In the listing below, count the lines containing the string "name" and state only the number.

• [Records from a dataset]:
---*---

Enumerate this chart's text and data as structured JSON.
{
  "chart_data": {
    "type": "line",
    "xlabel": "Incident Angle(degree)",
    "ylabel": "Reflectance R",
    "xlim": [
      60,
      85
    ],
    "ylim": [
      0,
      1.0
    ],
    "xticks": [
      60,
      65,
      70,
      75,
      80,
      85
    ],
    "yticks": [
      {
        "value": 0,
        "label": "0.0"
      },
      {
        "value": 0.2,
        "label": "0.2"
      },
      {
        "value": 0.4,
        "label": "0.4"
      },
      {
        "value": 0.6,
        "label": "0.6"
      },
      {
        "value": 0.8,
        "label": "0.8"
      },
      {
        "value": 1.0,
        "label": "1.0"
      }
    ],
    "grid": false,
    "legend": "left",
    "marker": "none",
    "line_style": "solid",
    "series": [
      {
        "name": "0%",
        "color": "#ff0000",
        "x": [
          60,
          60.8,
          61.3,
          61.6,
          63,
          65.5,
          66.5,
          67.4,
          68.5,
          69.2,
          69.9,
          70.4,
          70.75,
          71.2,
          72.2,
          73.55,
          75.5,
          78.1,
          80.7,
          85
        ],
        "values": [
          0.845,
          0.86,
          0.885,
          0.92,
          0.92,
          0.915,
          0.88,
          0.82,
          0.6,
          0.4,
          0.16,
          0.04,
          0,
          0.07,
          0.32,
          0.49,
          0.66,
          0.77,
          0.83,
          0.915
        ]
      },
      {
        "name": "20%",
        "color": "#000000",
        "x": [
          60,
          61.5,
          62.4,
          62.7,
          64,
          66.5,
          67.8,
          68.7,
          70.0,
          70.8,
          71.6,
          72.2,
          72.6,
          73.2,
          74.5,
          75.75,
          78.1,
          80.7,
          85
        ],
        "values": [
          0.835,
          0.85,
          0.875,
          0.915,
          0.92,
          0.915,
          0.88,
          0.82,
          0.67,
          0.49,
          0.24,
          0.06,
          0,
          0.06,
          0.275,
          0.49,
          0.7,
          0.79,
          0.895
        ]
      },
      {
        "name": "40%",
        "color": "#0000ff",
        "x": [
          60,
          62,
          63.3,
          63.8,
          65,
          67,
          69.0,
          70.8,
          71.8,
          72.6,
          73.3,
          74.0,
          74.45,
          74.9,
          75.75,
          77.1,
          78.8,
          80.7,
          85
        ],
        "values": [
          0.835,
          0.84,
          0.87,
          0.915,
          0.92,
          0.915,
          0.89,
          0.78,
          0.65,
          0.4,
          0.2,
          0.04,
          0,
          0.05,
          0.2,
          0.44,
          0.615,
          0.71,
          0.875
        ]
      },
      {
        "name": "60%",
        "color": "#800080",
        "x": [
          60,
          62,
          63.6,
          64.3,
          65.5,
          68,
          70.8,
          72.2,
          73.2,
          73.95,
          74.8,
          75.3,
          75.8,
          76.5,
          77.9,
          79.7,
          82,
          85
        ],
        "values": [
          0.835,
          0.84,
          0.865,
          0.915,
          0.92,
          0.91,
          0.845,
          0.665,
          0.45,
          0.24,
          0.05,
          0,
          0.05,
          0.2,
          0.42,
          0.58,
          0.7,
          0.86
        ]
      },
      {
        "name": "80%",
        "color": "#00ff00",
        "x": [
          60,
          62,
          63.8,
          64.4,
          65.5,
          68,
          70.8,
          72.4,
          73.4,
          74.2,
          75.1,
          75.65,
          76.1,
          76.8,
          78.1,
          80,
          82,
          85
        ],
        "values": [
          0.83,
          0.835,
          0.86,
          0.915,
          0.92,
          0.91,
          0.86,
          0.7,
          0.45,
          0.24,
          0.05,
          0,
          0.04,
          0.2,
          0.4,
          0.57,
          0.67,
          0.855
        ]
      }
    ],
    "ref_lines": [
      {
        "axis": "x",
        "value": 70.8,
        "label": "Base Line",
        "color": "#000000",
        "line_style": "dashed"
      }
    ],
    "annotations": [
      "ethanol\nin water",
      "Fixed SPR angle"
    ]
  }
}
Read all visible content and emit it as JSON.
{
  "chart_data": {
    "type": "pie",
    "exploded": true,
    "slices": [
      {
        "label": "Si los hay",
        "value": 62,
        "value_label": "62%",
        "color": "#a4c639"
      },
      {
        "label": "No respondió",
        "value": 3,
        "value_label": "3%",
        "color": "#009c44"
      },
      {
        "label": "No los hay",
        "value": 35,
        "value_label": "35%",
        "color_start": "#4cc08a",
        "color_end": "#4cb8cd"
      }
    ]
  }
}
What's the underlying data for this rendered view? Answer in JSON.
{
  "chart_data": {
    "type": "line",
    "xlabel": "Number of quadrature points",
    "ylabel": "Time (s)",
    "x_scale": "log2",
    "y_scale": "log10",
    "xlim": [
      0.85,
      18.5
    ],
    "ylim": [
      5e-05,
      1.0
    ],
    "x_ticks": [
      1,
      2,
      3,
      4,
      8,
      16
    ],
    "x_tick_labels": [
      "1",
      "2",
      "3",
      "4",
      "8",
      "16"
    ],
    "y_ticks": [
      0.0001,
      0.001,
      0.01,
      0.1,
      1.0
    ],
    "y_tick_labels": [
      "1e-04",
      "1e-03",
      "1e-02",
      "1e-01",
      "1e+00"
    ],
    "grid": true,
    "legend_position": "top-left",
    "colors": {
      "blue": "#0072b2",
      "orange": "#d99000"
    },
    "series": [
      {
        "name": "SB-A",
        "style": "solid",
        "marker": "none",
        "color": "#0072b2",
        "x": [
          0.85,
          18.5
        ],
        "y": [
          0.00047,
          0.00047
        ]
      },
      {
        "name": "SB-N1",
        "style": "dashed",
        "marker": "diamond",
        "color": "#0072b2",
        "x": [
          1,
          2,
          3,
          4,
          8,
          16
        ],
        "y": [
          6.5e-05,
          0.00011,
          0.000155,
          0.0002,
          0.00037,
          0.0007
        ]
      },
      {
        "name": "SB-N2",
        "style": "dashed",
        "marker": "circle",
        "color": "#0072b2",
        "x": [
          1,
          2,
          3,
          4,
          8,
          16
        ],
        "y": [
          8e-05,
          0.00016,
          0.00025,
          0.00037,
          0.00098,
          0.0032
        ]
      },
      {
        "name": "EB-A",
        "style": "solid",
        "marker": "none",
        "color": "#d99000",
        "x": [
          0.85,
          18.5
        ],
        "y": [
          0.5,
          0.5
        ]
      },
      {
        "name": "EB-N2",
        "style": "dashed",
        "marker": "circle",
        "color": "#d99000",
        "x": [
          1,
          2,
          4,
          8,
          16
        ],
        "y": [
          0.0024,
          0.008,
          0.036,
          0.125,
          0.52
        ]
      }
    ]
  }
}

---*---

• [CORRECT OUTPUT]:
10